(Supplied entries)
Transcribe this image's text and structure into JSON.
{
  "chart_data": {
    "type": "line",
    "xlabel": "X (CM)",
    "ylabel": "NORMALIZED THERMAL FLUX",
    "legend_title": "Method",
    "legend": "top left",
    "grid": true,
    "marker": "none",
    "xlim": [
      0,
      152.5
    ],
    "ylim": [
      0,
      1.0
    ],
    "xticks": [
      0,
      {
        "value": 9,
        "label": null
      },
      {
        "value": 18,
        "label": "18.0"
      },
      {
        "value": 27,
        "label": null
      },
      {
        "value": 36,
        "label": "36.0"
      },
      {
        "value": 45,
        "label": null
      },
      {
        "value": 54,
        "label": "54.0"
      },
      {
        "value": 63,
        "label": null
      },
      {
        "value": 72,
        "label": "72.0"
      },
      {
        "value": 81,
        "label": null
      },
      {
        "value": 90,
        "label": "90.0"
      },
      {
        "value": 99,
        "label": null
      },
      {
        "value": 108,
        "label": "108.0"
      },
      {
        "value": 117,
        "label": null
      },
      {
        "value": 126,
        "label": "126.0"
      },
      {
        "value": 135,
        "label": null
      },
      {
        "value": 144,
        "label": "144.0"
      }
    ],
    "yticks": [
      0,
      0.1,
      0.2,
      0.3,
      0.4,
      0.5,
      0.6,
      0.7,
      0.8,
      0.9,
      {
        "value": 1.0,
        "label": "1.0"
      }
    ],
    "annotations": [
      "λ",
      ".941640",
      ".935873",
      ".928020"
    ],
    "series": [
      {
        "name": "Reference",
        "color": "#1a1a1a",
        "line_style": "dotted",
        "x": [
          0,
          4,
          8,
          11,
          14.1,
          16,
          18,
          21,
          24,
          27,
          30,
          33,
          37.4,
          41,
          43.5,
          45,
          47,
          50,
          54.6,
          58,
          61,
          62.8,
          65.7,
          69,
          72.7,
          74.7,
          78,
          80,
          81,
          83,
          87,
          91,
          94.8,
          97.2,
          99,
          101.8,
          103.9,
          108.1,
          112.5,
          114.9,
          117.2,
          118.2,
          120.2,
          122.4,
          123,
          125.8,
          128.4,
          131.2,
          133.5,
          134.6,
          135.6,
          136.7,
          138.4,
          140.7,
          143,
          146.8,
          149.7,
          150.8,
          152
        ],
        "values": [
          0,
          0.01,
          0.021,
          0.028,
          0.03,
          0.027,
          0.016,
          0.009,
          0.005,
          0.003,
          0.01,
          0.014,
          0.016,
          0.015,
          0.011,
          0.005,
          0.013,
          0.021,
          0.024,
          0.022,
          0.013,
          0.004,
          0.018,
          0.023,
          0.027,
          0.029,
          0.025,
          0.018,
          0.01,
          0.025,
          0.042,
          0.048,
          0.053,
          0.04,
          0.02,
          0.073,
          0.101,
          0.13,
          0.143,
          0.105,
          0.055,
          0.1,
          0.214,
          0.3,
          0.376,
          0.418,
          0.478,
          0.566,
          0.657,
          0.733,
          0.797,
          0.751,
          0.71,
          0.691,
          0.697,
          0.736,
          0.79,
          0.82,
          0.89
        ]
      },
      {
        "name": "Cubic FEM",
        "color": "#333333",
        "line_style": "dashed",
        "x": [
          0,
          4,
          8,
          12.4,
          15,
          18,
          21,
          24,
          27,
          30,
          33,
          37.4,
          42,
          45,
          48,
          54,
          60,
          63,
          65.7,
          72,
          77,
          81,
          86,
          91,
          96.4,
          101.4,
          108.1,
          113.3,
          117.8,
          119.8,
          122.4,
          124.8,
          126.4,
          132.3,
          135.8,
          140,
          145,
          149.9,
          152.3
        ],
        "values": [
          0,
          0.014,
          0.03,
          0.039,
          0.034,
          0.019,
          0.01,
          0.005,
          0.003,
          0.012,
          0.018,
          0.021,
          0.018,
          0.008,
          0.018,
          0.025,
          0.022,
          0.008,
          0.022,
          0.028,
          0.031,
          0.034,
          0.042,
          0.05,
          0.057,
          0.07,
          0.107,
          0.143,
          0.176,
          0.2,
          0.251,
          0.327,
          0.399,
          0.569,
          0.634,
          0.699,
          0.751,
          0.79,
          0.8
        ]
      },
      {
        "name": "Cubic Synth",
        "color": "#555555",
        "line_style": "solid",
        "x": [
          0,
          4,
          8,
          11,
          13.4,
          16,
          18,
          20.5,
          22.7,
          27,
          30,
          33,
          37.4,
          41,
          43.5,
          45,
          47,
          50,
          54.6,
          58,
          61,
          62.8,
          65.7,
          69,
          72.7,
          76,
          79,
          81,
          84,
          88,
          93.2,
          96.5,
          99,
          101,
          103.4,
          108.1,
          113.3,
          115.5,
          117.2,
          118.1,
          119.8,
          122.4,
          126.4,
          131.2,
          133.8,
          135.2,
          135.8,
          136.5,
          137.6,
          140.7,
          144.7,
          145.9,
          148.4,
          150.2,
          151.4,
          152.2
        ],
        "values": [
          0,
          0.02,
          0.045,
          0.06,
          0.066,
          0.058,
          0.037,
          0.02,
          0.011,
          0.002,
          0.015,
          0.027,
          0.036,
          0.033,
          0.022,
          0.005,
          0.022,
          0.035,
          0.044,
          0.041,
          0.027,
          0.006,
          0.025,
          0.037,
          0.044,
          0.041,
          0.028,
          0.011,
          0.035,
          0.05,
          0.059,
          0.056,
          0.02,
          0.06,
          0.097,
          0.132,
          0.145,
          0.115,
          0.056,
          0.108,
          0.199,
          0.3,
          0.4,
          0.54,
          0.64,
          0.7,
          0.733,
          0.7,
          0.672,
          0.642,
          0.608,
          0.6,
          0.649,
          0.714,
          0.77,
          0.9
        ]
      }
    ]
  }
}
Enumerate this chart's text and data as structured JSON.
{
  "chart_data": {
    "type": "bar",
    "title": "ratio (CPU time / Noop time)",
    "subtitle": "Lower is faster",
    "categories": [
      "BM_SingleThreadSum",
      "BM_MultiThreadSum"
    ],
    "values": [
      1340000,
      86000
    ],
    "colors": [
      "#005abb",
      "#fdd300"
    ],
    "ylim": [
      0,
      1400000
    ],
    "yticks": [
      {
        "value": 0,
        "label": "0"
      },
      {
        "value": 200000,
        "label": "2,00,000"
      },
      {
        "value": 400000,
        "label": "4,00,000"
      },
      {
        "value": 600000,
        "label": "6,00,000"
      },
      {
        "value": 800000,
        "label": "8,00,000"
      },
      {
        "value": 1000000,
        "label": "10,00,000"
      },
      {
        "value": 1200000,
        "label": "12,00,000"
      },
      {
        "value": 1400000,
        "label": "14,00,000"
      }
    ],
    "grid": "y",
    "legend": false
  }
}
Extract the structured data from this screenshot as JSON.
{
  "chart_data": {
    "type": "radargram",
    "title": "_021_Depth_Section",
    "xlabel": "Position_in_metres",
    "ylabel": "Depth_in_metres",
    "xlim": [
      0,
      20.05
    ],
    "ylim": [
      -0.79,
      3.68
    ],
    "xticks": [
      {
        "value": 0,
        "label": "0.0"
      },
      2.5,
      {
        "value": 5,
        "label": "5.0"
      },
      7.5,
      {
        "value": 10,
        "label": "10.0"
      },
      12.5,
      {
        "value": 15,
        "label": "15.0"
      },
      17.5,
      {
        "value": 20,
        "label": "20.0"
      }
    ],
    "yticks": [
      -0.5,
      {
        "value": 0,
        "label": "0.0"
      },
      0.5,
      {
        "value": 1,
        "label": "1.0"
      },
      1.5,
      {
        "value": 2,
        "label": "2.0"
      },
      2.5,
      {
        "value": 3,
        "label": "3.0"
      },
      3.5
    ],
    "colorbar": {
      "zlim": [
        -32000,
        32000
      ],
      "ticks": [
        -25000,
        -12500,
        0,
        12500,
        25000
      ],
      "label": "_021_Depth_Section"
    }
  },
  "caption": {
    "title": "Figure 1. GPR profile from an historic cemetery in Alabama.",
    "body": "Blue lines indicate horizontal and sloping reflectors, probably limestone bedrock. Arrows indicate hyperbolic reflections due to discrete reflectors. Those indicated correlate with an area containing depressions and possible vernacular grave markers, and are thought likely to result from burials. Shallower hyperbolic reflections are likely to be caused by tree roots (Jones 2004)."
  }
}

(Stated task) Of the lines in the material, how many include "structured"? Respond with the number alone.

(Finished task) 2